── Input rows ──

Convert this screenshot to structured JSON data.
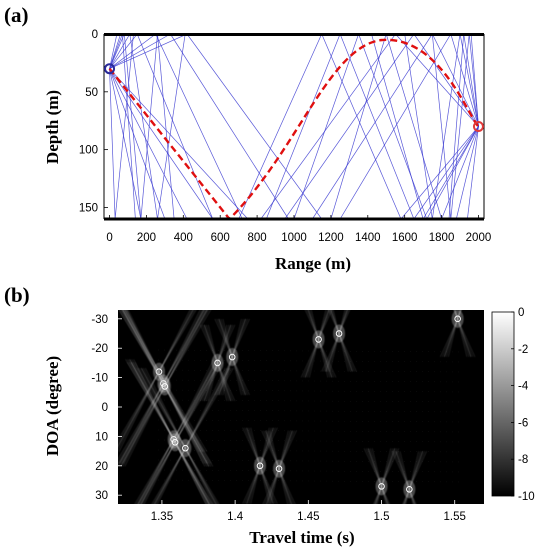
{
  "panels": {
    "a": {
      "label": "(a)",
      "xlabel": "Range (m)",
      "ylabel": "Depth (m)",
      "xticks": [
        "0",
        "200",
        "400",
        "600",
        "800",
        "1000",
        "1200",
        "1400",
        "1600",
        "1800",
        "2000"
      ],
      "yticks": [
        "0",
        "50",
        "100",
        "150"
      ]
    },
    "b": {
      "label": "(b)",
      "xlabel": "Travel time (s)",
      "ylabel": "DOA (degree)",
      "xticks": [
        "1.35",
        "1.4",
        "1.45",
        "1.5",
        "1.55"
      ],
      "yticks": [
        "-30",
        "-20",
        "-10",
        "0",
        "10",
        "20",
        "30"
      ],
      "colorbar_ticks": [
        "0",
        "-2",
        "-4",
        "-6",
        "-8",
        "-10"
      ]
    }
  },
  "chart_data": [
    {
      "type": "line",
      "subtype": "ray-trace",
      "xlabel": "Range (m)",
      "ylabel": "Depth (m)",
      "xlim": [
        -30,
        2030
      ],
      "ylim": [
        0,
        160
      ],
      "y_reversed": true,
      "surface_depth": 0,
      "bottom_depth": 160,
      "colors": {
        "rays": "#3b3bd1",
        "eigenray": "#e01010",
        "source": "#2a2a9a",
        "receiver": "#e03a3a"
      },
      "source": {
        "range": 0,
        "depth": 30
      },
      "receiver": {
        "range": 2000,
        "depth": 80
      },
      "eigenray": {
        "range": [
          0,
          650,
          1500,
          2000
        ],
        "depth": [
          30,
          160,
          5,
          80
        ]
      },
      "rays_from_source": [
        {
          "range": [
            0,
            150,
            560
          ],
          "depth": [
            30,
            0,
            160
          ]
        },
        {
          "range": [
            0,
            250,
            720
          ],
          "depth": [
            30,
            0,
            160
          ]
        },
        {
          "range": [
            0,
            330,
            970
          ],
          "depth": [
            30,
            0,
            160
          ]
        },
        {
          "range": [
            0,
            420,
            1150
          ],
          "depth": [
            30,
            0,
            160
          ]
        },
        {
          "range": [
            0,
            110,
            260,
            410
          ],
          "depth": [
            30,
            0,
            160,
            0
          ]
        },
        {
          "range": [
            0,
            80,
            170,
            260,
            350
          ],
          "depth": [
            30,
            0,
            160,
            0,
            160
          ]
        },
        {
          "range": [
            0,
            70,
            140
          ],
          "depth": [
            30,
            0,
            160
          ]
        },
        {
          "range": [
            0,
            170
          ],
          "depth": [
            30,
            160
          ]
        },
        {
          "range": [
            0,
            300
          ],
          "depth": [
            30,
            160
          ]
        },
        {
          "range": [
            0,
            420
          ],
          "depth": [
            30,
            160
          ]
        },
        {
          "range": [
            0,
            560
          ],
          "depth": [
            30,
            160
          ]
        },
        {
          "range": [
            0,
            750
          ],
          "depth": [
            30,
            160
          ]
        },
        {
          "range": [
            0,
            40
          ],
          "depth": [
            30,
            0
          ]
        },
        {
          "range": [
            0,
            60
          ],
          "depth": [
            30,
            0
          ]
        },
        {
          "range": [
            0,
            30,
            130
          ],
          "depth": [
            30,
            160,
            0
          ]
        }
      ],
      "rays_from_receiver": [
        {
          "range": [
            2000,
            1850,
            1250
          ],
          "depth": [
            80,
            0,
            160
          ]
        },
        {
          "range": [
            2000,
            1750,
            1100
          ],
          "depth": [
            80,
            0,
            160
          ]
        },
        {
          "range": [
            2000,
            1650,
            950
          ],
          "depth": [
            80,
            0,
            160
          ]
        },
        {
          "range": [
            2000,
            1550,
            820
          ],
          "depth": [
            80,
            0,
            160
          ]
        },
        {
          "range": [
            2000,
            1800,
            1500,
            1200
          ],
          "depth": [
            80,
            160,
            0,
            160
          ]
        },
        {
          "range": [
            2000,
            1720,
            1350,
            1000
          ],
          "depth": [
            80,
            160,
            0,
            160
          ]
        },
        {
          "range": [
            2000,
            1650,
            1250,
            850
          ],
          "depth": [
            80,
            160,
            0,
            160
          ]
        },
        {
          "range": [
            2000,
            1580,
            1150,
            700
          ],
          "depth": [
            80,
            160,
            0,
            160
          ]
        },
        {
          "range": [
            2000,
            1900,
            1750,
            1600
          ],
          "depth": [
            80,
            0,
            160,
            0
          ]
        },
        {
          "range": [
            2000,
            1950,
            1850,
            1750
          ],
          "depth": [
            80,
            0,
            160,
            0
          ]
        },
        {
          "range": [
            2000,
            1940
          ],
          "depth": [
            80,
            160
          ]
        },
        {
          "range": [
            2000,
            1880
          ],
          "depth": [
            80,
            160
          ]
        },
        {
          "range": [
            2000,
            1960
          ],
          "depth": [
            80,
            0
          ]
        },
        {
          "range": [
            2000,
            1920,
            1840
          ],
          "depth": [
            80,
            0,
            160
          ]
        },
        {
          "range": [
            2000,
            1700,
            1420
          ],
          "depth": [
            80,
            160,
            0
          ]
        }
      ]
    },
    {
      "type": "heatmap",
      "xlabel": "Travel time (s)",
      "ylabel": "DOA (degree)",
      "xlim": [
        1.32,
        1.57
      ],
      "ylim": [
        -33,
        33
      ],
      "y_reversed": true,
      "colormap": "gray",
      "clim": [
        -10,
        0
      ],
      "arrivals": [
        {
          "time": 1.348,
          "doa": -12
        },
        {
          "time": 1.351,
          "doa": -8
        },
        {
          "time": 1.352,
          "doa": -7
        },
        {
          "time": 1.358,
          "doa": 11
        },
        {
          "time": 1.359,
          "doa": 12
        },
        {
          "time": 1.366,
          "doa": 14
        },
        {
          "time": 1.388,
          "doa": -15
        },
        {
          "time": 1.398,
          "doa": -17
        },
        {
          "time": 1.417,
          "doa": 20
        },
        {
          "time": 1.43,
          "doa": 21
        },
        {
          "time": 1.457,
          "doa": -23
        },
        {
          "time": 1.471,
          "doa": -25
        },
        {
          "time": 1.5,
          "doa": 27
        },
        {
          "time": 1.519,
          "doa": 28
        },
        {
          "time": 1.552,
          "doa": -30
        }
      ]
    }
  ]
}
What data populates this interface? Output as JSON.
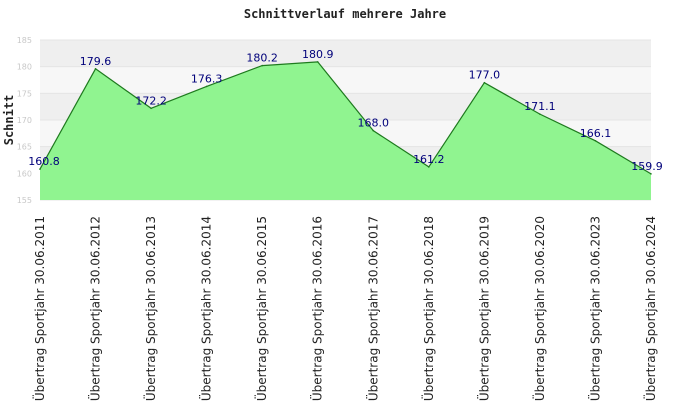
{
  "chart_data": {
    "type": "area",
    "title": "Schnittverlauf mehrere Jahre",
    "ylabel": "Schnitt",
    "xlabel": "",
    "categories": [
      "Übertrag Sportjahr 30.06.2011",
      "Übertrag Sportjahr 30.06.2012",
      "Übertrag Sportjahr 30.06.2013",
      "Übertrag Sportjahr 30.06.2014",
      "Übertrag Sportjahr 30.06.2015",
      "Übertrag Sportjahr 30.06.2016",
      "Übertrag Sportjahr 30.06.2017",
      "Übertrag Sportjahr 30.06.2018",
      "Übertrag Sportjahr 30.06.2019",
      "Übertrag Sportjahr 30.06.2020",
      "Übertrag Sportjahr 30.06.2023",
      "Übertrag Sportjahr 30.06.2024"
    ],
    "values": [
      160.8,
      179.6,
      172.2,
      176.3,
      180.2,
      180.9,
      168.0,
      161.2,
      177.0,
      171.1,
      166.1,
      159.9
    ],
    "data_labels": [
      "160.8",
      "179.6",
      "172.2",
      "176.3",
      "180.2",
      "180.9",
      "168.0",
      "161.2",
      "177.0",
      "171.1",
      "166.1",
      "159.9"
    ],
    "yticks": [
      155,
      160,
      165,
      170,
      175,
      180,
      185
    ],
    "ylim": [
      155,
      185
    ],
    "grid": true,
    "legend": "none",
    "colors": {
      "fill": "#90f490",
      "line": "#1e7a1e",
      "band_dark": "#efefef",
      "band_light": "#f7f7f7",
      "label": "#00007a"
    }
  }
}
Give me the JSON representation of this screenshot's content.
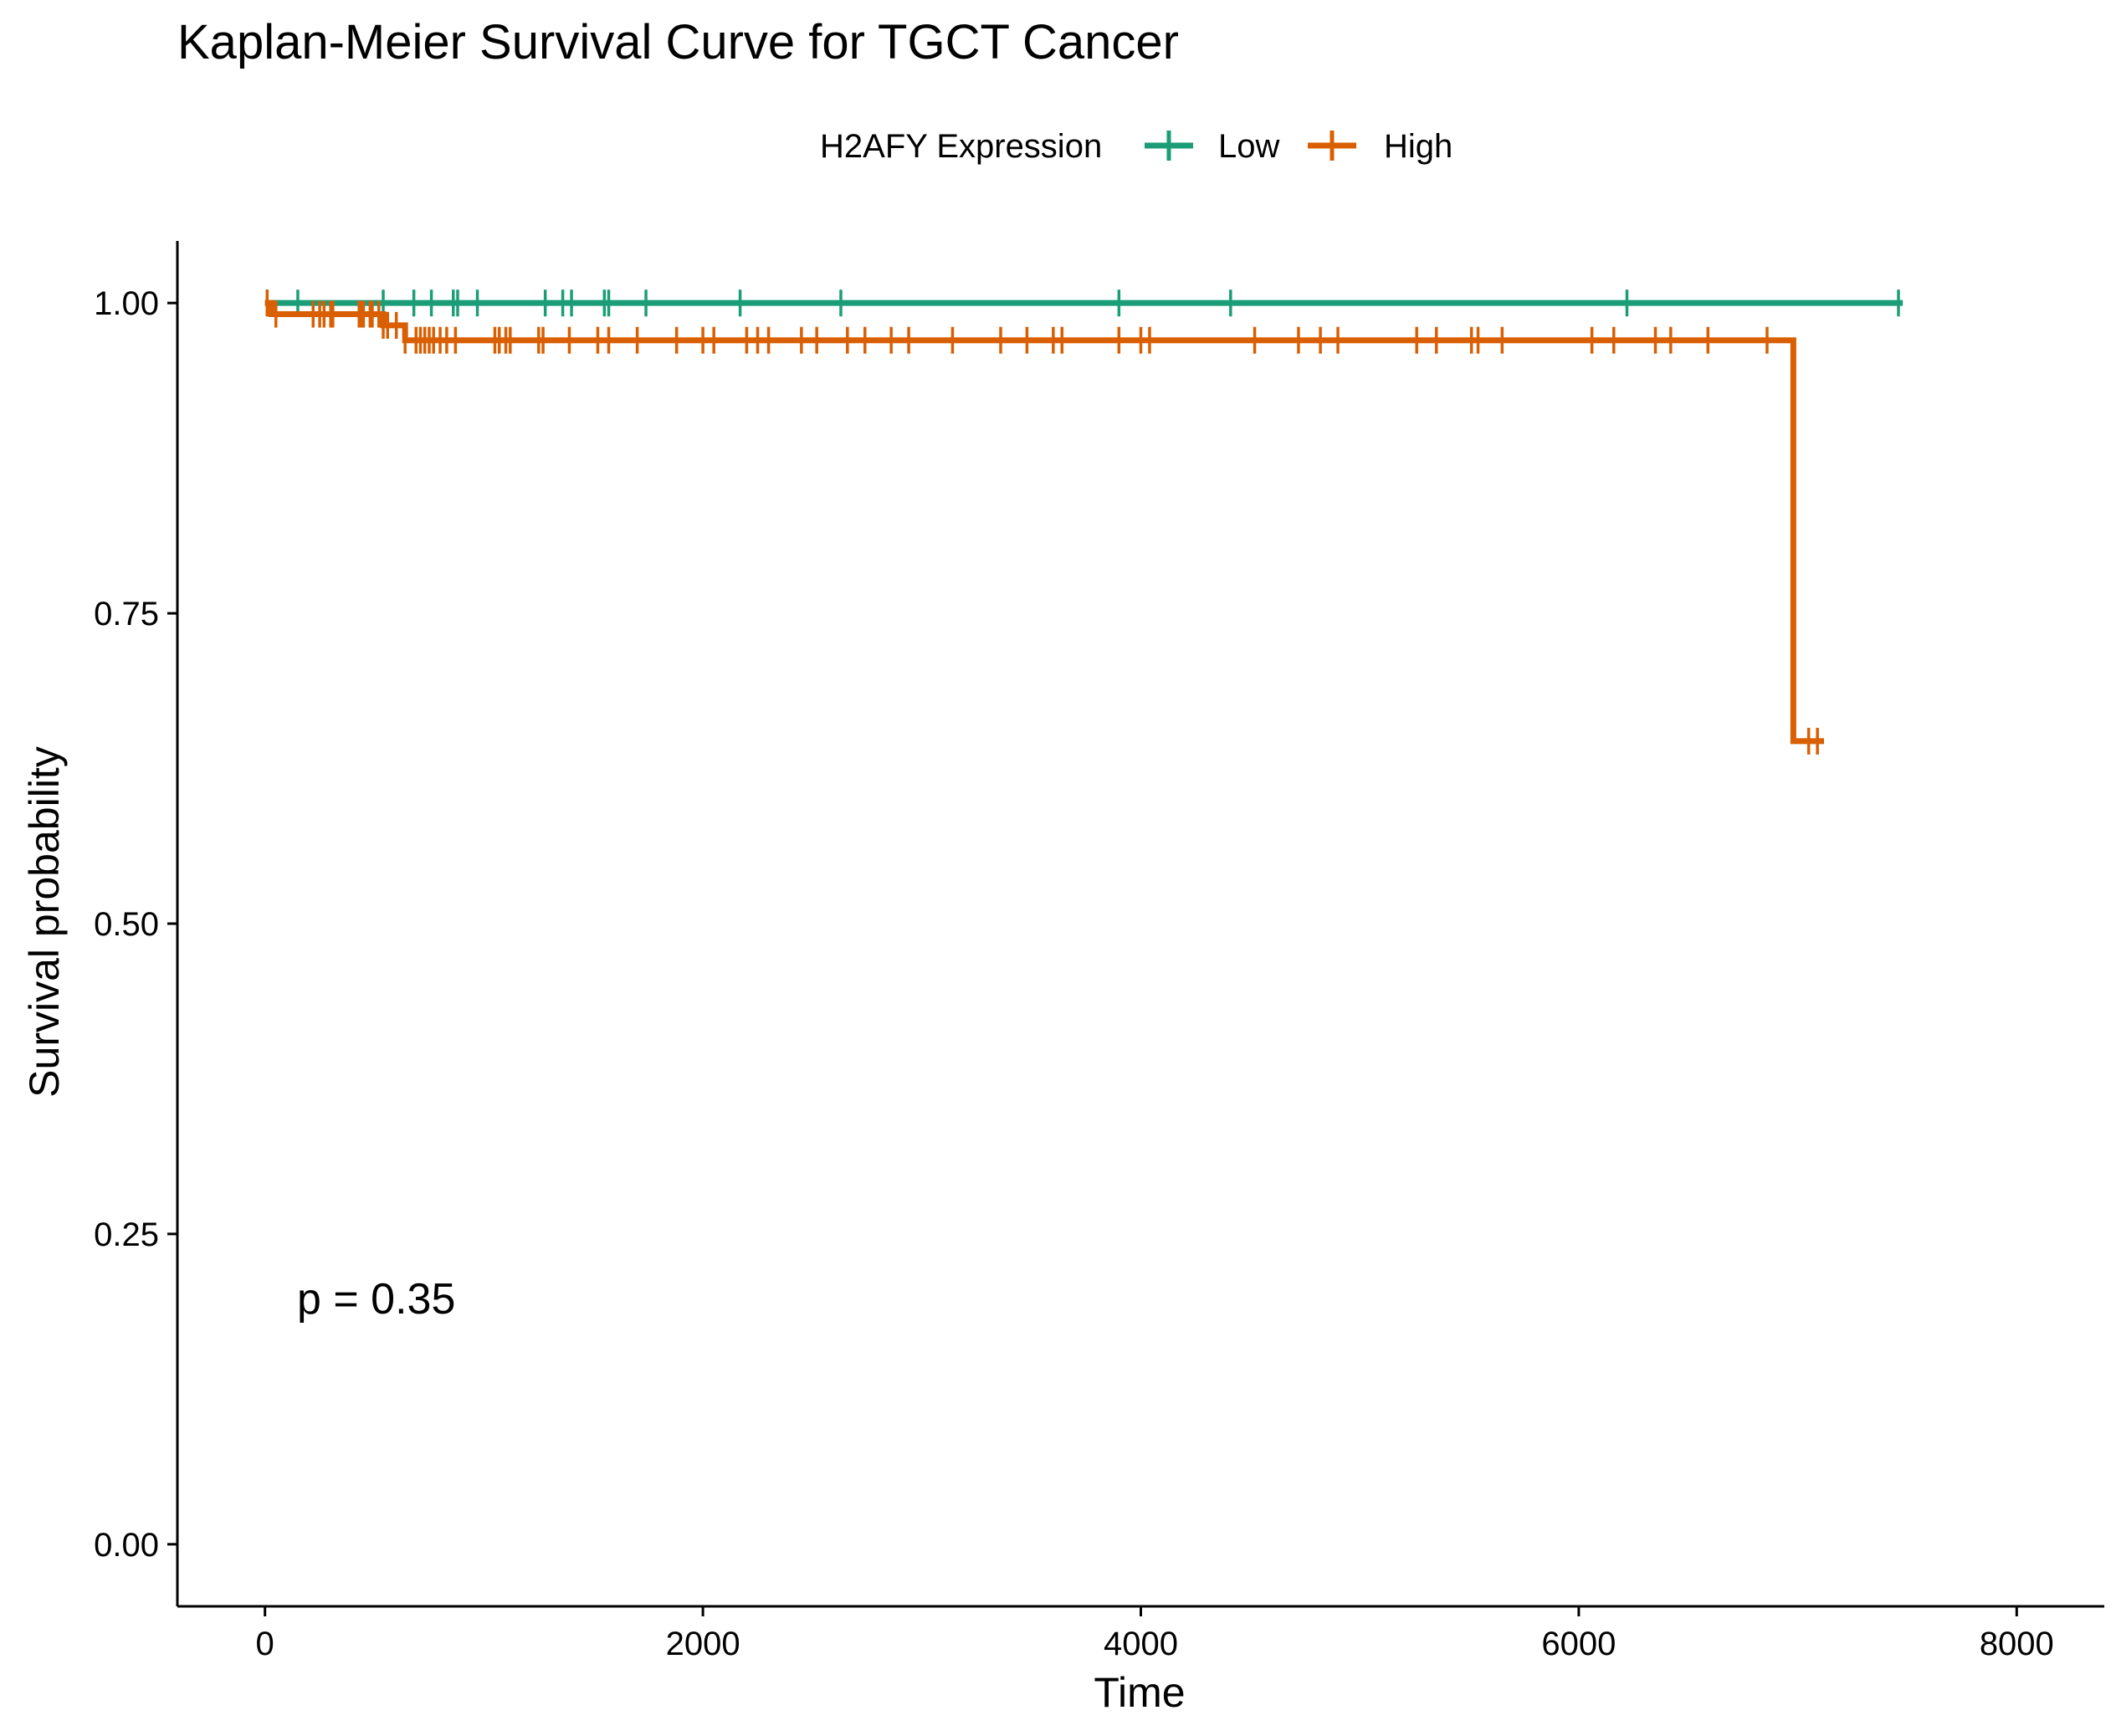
{
  "chart_data": {
    "type": "line",
    "title": "Kaplan-Meier Survival Curve for TGCT Cancer",
    "xlabel": "Time",
    "ylabel": "Survival probability",
    "xlim": [
      -400,
      8400
    ],
    "ylim": [
      -0.05,
      1.05
    ],
    "xticks": [
      0,
      2000,
      4000,
      6000,
      8000
    ],
    "yticks": [
      0.0,
      0.25,
      0.5,
      0.75,
      1.0
    ],
    "ytick_labels": [
      "0.00",
      "0.25",
      "0.50",
      "0.75",
      "1.00"
    ],
    "grid": false,
    "legend": {
      "title": "H2AFY Expression",
      "position": "top"
    },
    "annotation": "p = 0.35",
    "series": [
      {
        "name": "Low",
        "color": "#1b9e77",
        "steps": [
          [
            0,
            1.0
          ],
          [
            7480,
            1.0
          ]
        ],
        "censor_times": [
          10,
          150,
          540,
          680,
          760,
          860,
          880,
          970,
          1280,
          1360,
          1400,
          1550,
          1570,
          1740,
          2170,
          2630,
          3900,
          4410,
          6220,
          7460
        ]
      },
      {
        "name": "High",
        "color": "#d95f02",
        "steps": [
          [
            0,
            1.0
          ],
          [
            30,
            0.991
          ],
          [
            500,
            0.991
          ],
          [
            540,
            0.982
          ],
          [
            620,
            0.982
          ],
          [
            640,
            0.97
          ],
          [
            6960,
            0.97
          ],
          [
            6980,
            0.647
          ],
          [
            7120,
            0.647
          ]
        ],
        "censor_times": [
          10,
          50,
          220,
          250,
          270,
          300,
          310,
          430,
          440,
          450,
          480,
          490,
          520,
          540,
          560,
          600,
          640,
          690,
          710,
          730,
          750,
          770,
          800,
          830,
          870,
          1050,
          1070,
          1100,
          1120,
          1250,
          1270,
          1390,
          1520,
          1570,
          1700,
          1880,
          2000,
          2050,
          2200,
          2250,
          2300,
          2450,
          2520,
          2660,
          2740,
          2860,
          2940,
          3140,
          3360,
          3480,
          3600,
          3640,
          3900,
          4000,
          4040,
          4520,
          4720,
          4820,
          4900,
          5260,
          5350,
          5510,
          5540,
          5650,
          6060,
          6160,
          6350,
          6420,
          6590,
          6860,
          7050,
          7090
        ]
      }
    ]
  }
}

───

Exercise requirements
Gather all lines of the records that include the word "Übertrag".

Result below
      "Übertrag Sportjahr 30.06.2011",
      "Übertrag Sportjahr 30.06.2012",
      "Übertrag Sportjahr 30.06.2013",
      "Übertrag Sportjahr 30.06.2014",
      "Übertrag Sportjahr 30.06.2015",
      "Übertrag Sportjahr 30.06.2016",
      "Übertrag Sportjahr 30.06.2017",
      "Übertrag Sportjahr 30.06.2018",
      "Übertrag Sportjahr 30.06.2019",
      "Übertrag Sportjahr 30.06.2020",
      "Übertrag Sportjahr 30.06.2023",
      "Übertrag Sportjahr 30.06.2024"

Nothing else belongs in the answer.